● **Data for processing**
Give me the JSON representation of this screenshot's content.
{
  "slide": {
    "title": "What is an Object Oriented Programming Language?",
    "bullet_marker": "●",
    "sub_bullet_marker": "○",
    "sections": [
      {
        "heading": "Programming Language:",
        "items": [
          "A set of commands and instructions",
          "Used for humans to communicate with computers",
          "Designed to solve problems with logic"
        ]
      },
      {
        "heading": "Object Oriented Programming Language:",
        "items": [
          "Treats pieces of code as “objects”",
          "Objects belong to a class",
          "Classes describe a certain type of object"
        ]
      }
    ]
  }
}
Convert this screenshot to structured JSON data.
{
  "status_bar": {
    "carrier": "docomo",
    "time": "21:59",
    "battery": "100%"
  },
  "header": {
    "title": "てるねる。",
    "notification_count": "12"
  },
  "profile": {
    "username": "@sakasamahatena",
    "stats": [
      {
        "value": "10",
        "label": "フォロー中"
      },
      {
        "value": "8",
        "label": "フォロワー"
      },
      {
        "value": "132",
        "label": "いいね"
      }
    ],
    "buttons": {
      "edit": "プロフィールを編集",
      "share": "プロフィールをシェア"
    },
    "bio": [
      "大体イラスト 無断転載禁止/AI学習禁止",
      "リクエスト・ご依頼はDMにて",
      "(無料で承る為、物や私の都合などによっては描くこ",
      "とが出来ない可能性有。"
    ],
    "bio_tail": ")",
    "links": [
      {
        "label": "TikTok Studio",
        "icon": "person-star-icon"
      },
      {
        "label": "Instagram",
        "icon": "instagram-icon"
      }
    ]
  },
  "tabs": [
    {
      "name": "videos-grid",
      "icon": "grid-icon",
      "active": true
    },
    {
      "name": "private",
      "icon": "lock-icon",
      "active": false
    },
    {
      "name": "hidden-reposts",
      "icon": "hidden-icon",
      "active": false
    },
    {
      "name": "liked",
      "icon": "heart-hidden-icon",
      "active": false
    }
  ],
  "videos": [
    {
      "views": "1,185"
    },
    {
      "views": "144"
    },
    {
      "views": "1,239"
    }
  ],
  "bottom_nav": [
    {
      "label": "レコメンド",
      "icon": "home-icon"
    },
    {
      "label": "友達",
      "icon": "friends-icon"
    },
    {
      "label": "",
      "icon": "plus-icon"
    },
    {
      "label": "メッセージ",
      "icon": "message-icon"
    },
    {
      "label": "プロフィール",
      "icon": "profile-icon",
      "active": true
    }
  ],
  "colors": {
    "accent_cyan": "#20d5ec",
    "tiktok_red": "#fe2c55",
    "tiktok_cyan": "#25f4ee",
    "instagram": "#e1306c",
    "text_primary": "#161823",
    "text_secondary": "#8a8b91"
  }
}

● **Problem**
In the entries above, some lines may contain the string "Programming"; report how many, without additional comment.

● **Finished exercise**
3